── Extracted records ──
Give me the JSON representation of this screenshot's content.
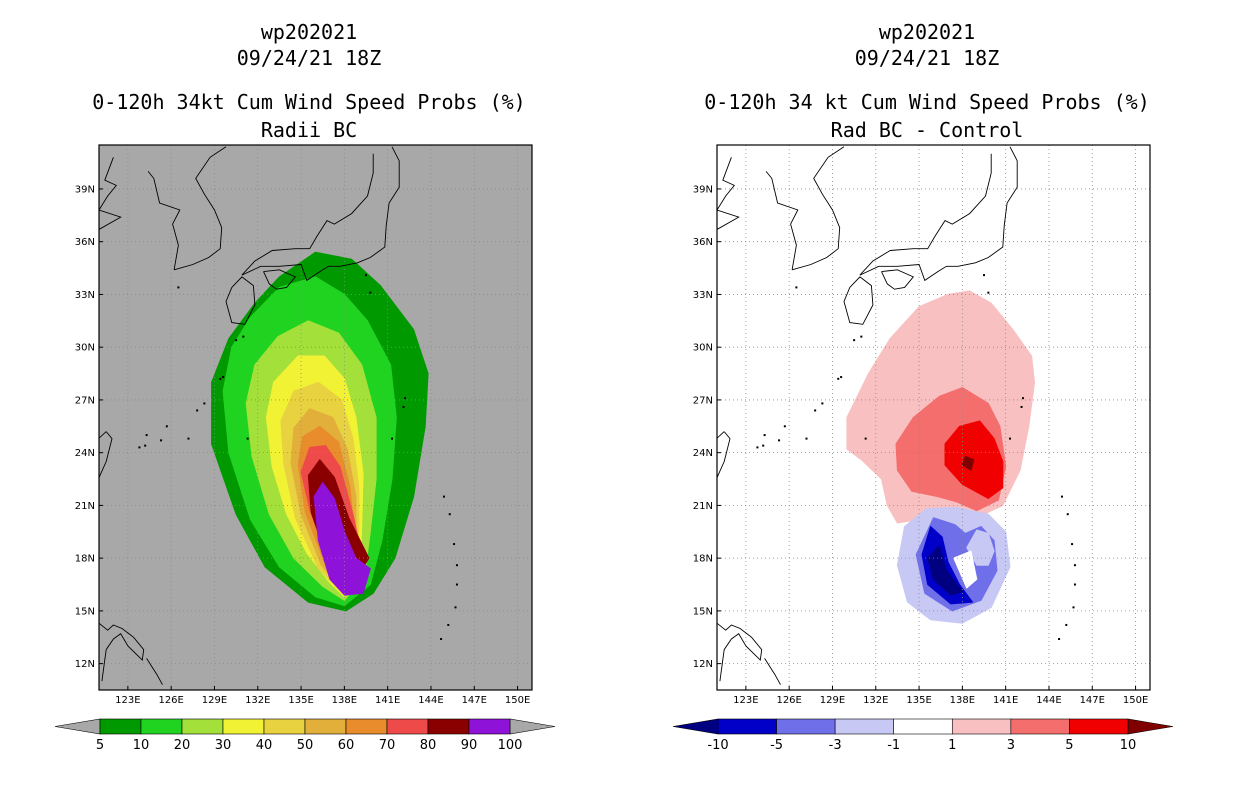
{
  "chart_data": [
    {
      "type": "heatmap",
      "storm_id": "wp202021",
      "datetime": "09/24/21 18Z",
      "title": "0-120h 34kt Cum Wind Speed Probs (%)",
      "subtitle": "Radii BC",
      "xlabel": "",
      "ylabel": "",
      "xlim": [
        121,
        151
      ],
      "ylim": [
        10.5,
        41.5
      ],
      "xticks": [
        "123E",
        "126E",
        "129E",
        "132E",
        "135E",
        "138E",
        "141E",
        "144E",
        "147E",
        "150E"
      ],
      "yticks": [
        "12N",
        "15N",
        "18N",
        "21N",
        "24N",
        "27N",
        "30N",
        "33N",
        "36N",
        "39N"
      ],
      "grid": true,
      "background": "#a8a8a8",
      "colorbar": {
        "labels": [
          "5",
          "10",
          "20",
          "30",
          "40",
          "50",
          "60",
          "70",
          "80",
          "90",
          "100"
        ],
        "colors": [
          "#009a00",
          "#21d321",
          "#a3e03a",
          "#f2f235",
          "#e8d23f",
          "#e2b03a",
          "#e88c2c",
          "#ee4a4a",
          "#8a0000",
          "#8e12d8"
        ],
        "extend_colors": [
          "#a8a8a8",
          "#a8a8a8"
        ]
      },
      "contours": [
        {
          "level": 5,
          "color": "#009a00",
          "ring": [
            [
              138.1,
              15.0
            ],
            [
              135.5,
              15.5
            ],
            [
              132.5,
              17.5
            ],
            [
              130.5,
              20.5
            ],
            [
              128.8,
              24.5
            ],
            [
              128.8,
              28.0
            ],
            [
              130.0,
              30.5
            ],
            [
              131.8,
              32.5
            ],
            [
              133.5,
              34.0
            ],
            [
              136.0,
              35.4
            ],
            [
              138.5,
              35.0
            ],
            [
              140.5,
              33.5
            ],
            [
              142.8,
              31.0
            ],
            [
              143.8,
              28.5
            ],
            [
              143.6,
              25.5
            ],
            [
              142.8,
              21.5
            ],
            [
              141.5,
              18.0
            ],
            [
              140.0,
              16.0
            ]
          ]
        },
        {
          "level": 10,
          "color": "#21d321",
          "ring": [
            [
              138.0,
              15.3
            ],
            [
              136.0,
              15.8
            ],
            [
              133.5,
              17.5
            ],
            [
              131.5,
              20.2
            ],
            [
              130.0,
              24.0
            ],
            [
              129.6,
              27.5
            ],
            [
              130.2,
              30.0
            ],
            [
              131.5,
              31.7
            ],
            [
              133.5,
              33.4
            ],
            [
              136.0,
              34.0
            ],
            [
              138.0,
              33.0
            ],
            [
              139.6,
              31.5
            ],
            [
              141.2,
              29.0
            ],
            [
              141.6,
              26.0
            ],
            [
              141.3,
              22.5
            ],
            [
              140.6,
              19.0
            ],
            [
              139.8,
              16.5
            ]
          ]
        },
        {
          "level": 20,
          "color": "#a3e03a",
          "ring": [
            [
              138.0,
              15.6
            ],
            [
              136.5,
              16.4
            ],
            [
              134.5,
              18.0
            ],
            [
              132.8,
              20.5
            ],
            [
              131.6,
              23.8
            ],
            [
              131.2,
              26.8
            ],
            [
              131.8,
              29.0
            ],
            [
              133.4,
              30.6
            ],
            [
              135.5,
              31.5
            ],
            [
              137.6,
              30.8
            ],
            [
              139.2,
              29.0
            ],
            [
              140.2,
              26.0
            ],
            [
              140.2,
              22.5
            ],
            [
              139.8,
              19.5
            ],
            [
              139.4,
              17.0
            ]
          ]
        },
        {
          "level": 30,
          "color": "#f2f235",
          "ring": [
            [
              138.0,
              15.8
            ],
            [
              137.0,
              16.6
            ],
            [
              135.4,
              18.3
            ],
            [
              134.0,
              20.5
            ],
            [
              133.0,
              23.2
            ],
            [
              132.6,
              26.0
            ],
            [
              133.1,
              28.0
            ],
            [
              134.8,
              29.5
            ],
            [
              136.6,
              29.5
            ],
            [
              138.0,
              28.2
            ],
            [
              138.8,
              26.0
            ],
            [
              139.3,
              22.8
            ],
            [
              139.2,
              19.8
            ],
            [
              139.1,
              17.3
            ]
          ]
        },
        {
          "level": 40,
          "color": "#e8d23f",
          "ring": [
            [
              138.0,
              15.9
            ],
            [
              136.2,
              17.4
            ],
            [
              134.6,
              20.3
            ],
            [
              133.8,
              23.4
            ],
            [
              133.6,
              25.8
            ],
            [
              134.5,
              27.5
            ],
            [
              136.2,
              28.0
            ],
            [
              137.8,
              27.0
            ],
            [
              138.6,
              24.8
            ],
            [
              139.0,
              22.0
            ],
            [
              139.0,
              19.5
            ],
            [
              138.9,
              17.5
            ]
          ]
        },
        {
          "level": 50,
          "color": "#e2b03a",
          "ring": [
            [
              138.0,
              16.0
            ],
            [
              136.4,
              17.6
            ],
            [
              135.0,
              20.5
            ],
            [
              134.3,
              23.4
            ],
            [
              134.5,
              25.4
            ],
            [
              135.6,
              26.5
            ],
            [
              137.2,
              26.0
            ],
            [
              138.2,
              24.2
            ],
            [
              138.8,
              21.5
            ],
            [
              138.8,
              19.0
            ]
          ]
        },
        {
          "level": 60,
          "color": "#e88c2c",
          "ring": [
            [
              138.0,
              16.1
            ],
            [
              136.6,
              17.8
            ],
            [
              135.3,
              20.6
            ],
            [
              134.8,
              23.3
            ],
            [
              135.1,
              24.9
            ],
            [
              136.3,
              25.5
            ],
            [
              137.6,
              24.6
            ],
            [
              138.4,
              22.0
            ],
            [
              138.7,
              19.3
            ]
          ]
        },
        {
          "level": 70,
          "color": "#ee4a4a",
          "ring": [
            [
              138.1,
              16.0
            ],
            [
              136.8,
              18.0
            ],
            [
              135.6,
              20.8
            ],
            [
              135.0,
              22.9
            ],
            [
              135.6,
              24.3
            ],
            [
              136.7,
              24.4
            ],
            [
              137.7,
              23.2
            ],
            [
              138.6,
              20.5
            ],
            [
              139.2,
              18.2
            ]
          ]
        },
        {
          "level": 80,
          "color": "#8a0000",
          "ring": [
            [
              138.1,
              15.9
            ],
            [
              136.8,
              18.0
            ],
            [
              135.7,
              20.6
            ],
            [
              135.5,
              22.7
            ],
            [
              136.3,
              23.6
            ],
            [
              137.3,
              22.6
            ],
            [
              138.3,
              20.3
            ],
            [
              139.7,
              18.0
            ]
          ]
        },
        {
          "level": 90,
          "color": "#8e12d8",
          "ring": [
            [
              138.0,
              15.9
            ],
            [
              137.0,
              16.8
            ],
            [
              136.2,
              19.0
            ],
            [
              135.9,
              21.5
            ],
            [
              136.5,
              22.3
            ],
            [
              137.3,
              21.4
            ],
            [
              138.0,
              19.5
            ],
            [
              138.8,
              18.0
            ],
            [
              139.8,
              17.4
            ],
            [
              139.3,
              16.0
            ]
          ]
        }
      ]
    },
    {
      "type": "heatmap",
      "storm_id": "wp202021",
      "datetime": "09/24/21 18Z",
      "title": "0-120h 34 kt Cum Wind Speed Probs (%)",
      "subtitle": "Rad BC - Control",
      "xlabel": "",
      "ylabel": "",
      "xlim": [
        121,
        151
      ],
      "ylim": [
        10.5,
        41.5
      ],
      "xticks": [
        "123E",
        "126E",
        "129E",
        "132E",
        "135E",
        "138E",
        "141E",
        "144E",
        "147E",
        "150E"
      ],
      "yticks": [
        "12N",
        "15N",
        "18N",
        "21N",
        "24N",
        "27N",
        "30N",
        "33N",
        "36N",
        "39N"
      ],
      "grid": true,
      "background": "#ffffff",
      "colorbar": {
        "labels": [
          "-10",
          "-5",
          "-3",
          "-1",
          "1",
          "3",
          "5",
          "10"
        ],
        "colors": [
          "#0000c8",
          "#6f6fea",
          "#c8c8f5",
          "#ffffff",
          "#f8c0c0",
          "#f46e6e",
          "#f00000"
        ],
        "extend_colors": [
          "#000080",
          "#800000"
        ]
      },
      "contours": [
        {
          "level": 1,
          "color": "#f8c0c0",
          "ring": [
            [
              133.5,
              20.0
            ],
            [
              135.0,
              20.2
            ],
            [
              137.0,
              20.2
            ],
            [
              139.0,
              20.3
            ],
            [
              140.8,
              21.0
            ],
            [
              142.0,
              23.0
            ],
            [
              142.6,
              25.5
            ],
            [
              143.0,
              28.0
            ],
            [
              142.8,
              29.5
            ],
            [
              141.5,
              31.0
            ],
            [
              140.0,
              32.5
            ],
            [
              138.5,
              33.2
            ],
            [
              137.0,
              33.0
            ],
            [
              135.0,
              32.3
            ],
            [
              133.0,
              30.5
            ],
            [
              131.5,
              28.5
            ],
            [
              130.0,
              26.0
            ],
            [
              130.0,
              24.2
            ],
            [
              131.0,
              23.6
            ],
            [
              132.4,
              22.5
            ],
            [
              132.8,
              21.0
            ]
          ]
        },
        {
          "level": 3,
          "color": "#f46e6e",
          "ring": [
            [
              133.5,
              23.0
            ],
            [
              134.5,
              21.8
            ],
            [
              136.3,
              21.5
            ],
            [
              137.6,
              21.2
            ],
            [
              139.0,
              20.7
            ],
            [
              140.5,
              21.3
            ],
            [
              141.0,
              23.2
            ],
            [
              140.6,
              25.5
            ],
            [
              139.8,
              26.8
            ],
            [
              138.0,
              27.7
            ],
            [
              136.4,
              27.2
            ],
            [
              134.6,
              26.0
            ],
            [
              133.4,
              24.5
            ]
          ]
        },
        {
          "level": 5,
          "color": "#f00000",
          "ring": [
            [
              136.8,
              23.3
            ],
            [
              138.0,
              22.2
            ],
            [
              139.8,
              21.4
            ],
            [
              140.8,
              22.0
            ],
            [
              140.8,
              23.5
            ],
            [
              140.2,
              24.8
            ],
            [
              139.2,
              25.8
            ],
            [
              137.8,
              25.5
            ],
            [
              136.8,
              24.5
            ]
          ]
        },
        {
          "level": 10,
          "color": "#800000",
          "ring": [
            [
              138.0,
              23.3
            ],
            [
              138.6,
              23.0
            ],
            [
              138.8,
              23.6
            ],
            [
              138.2,
              23.8
            ]
          ]
        },
        {
          "level": -1,
          "color": "#c8c8f5",
          "ring": [
            [
              133.5,
              17.6
            ],
            [
              134.2,
              15.5
            ],
            [
              135.8,
              14.5
            ],
            [
              138.0,
              14.3
            ],
            [
              140.0,
              15.2
            ],
            [
              141.3,
              17.5
            ],
            [
              141.0,
              19.5
            ],
            [
              139.8,
              20.5
            ],
            [
              137.5,
              20.9
            ],
            [
              135.5,
              20.8
            ],
            [
              134.0,
              19.8
            ]
          ]
        },
        {
          "level": -3,
          "color": "#6f6fea",
          "ring": [
            [
              134.8,
              18.2
            ],
            [
              135.4,
              16.0
            ],
            [
              137.3,
              15.0
            ],
            [
              139.3,
              15.6
            ],
            [
              140.4,
              17.3
            ],
            [
              140.2,
              19.0
            ],
            [
              139.3,
              19.8
            ],
            [
              138.2,
              19.4
            ],
            [
              137.5,
              19.9
            ],
            [
              136.0,
              20.3
            ]
          ]
        },
        {
          "level": -5,
          "color": "#0000c8",
          "ring": [
            [
              135.2,
              18.2
            ],
            [
              135.6,
              16.5
            ],
            [
              137.2,
              15.4
            ],
            [
              138.7,
              15.5
            ],
            [
              137.8,
              16.5
            ],
            [
              137.0,
              17.8
            ],
            [
              136.6,
              19.2
            ],
            [
              135.8,
              19.8
            ]
          ]
        },
        {
          "level": -10,
          "color": "#000080",
          "ring": [
            [
              135.6,
              18.0
            ],
            [
              136.0,
              16.8
            ],
            [
              137.2,
              15.9
            ],
            [
              138.0,
              16.1
            ],
            [
              136.9,
              17.3
            ],
            [
              136.4,
              18.7
            ]
          ]
        }
      ],
      "light_patches": [
        {
          "level": -1,
          "color": "#c8c8f5",
          "ring": [
            [
              138.3,
              18.6
            ],
            [
              139.0,
              17.6
            ],
            [
              139.8,
              17.6
            ],
            [
              140.2,
              18.4
            ],
            [
              139.8,
              19.4
            ],
            [
              139.0,
              19.6
            ]
          ]
        },
        {
          "level": 1,
          "color": "#ffffff",
          "ring": [
            [
              137.4,
              18.0
            ],
            [
              138.3,
              16.3
            ],
            [
              139.0,
              16.8
            ],
            [
              138.6,
              18.4
            ]
          ]
        }
      ]
    }
  ]
}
───
- [Problem statement]:
Which lines contain "subtitle"? Show each of them.

- [Response]:
      "subtitle": "Radii BC",
      "subtitle": "Rad BC - Control",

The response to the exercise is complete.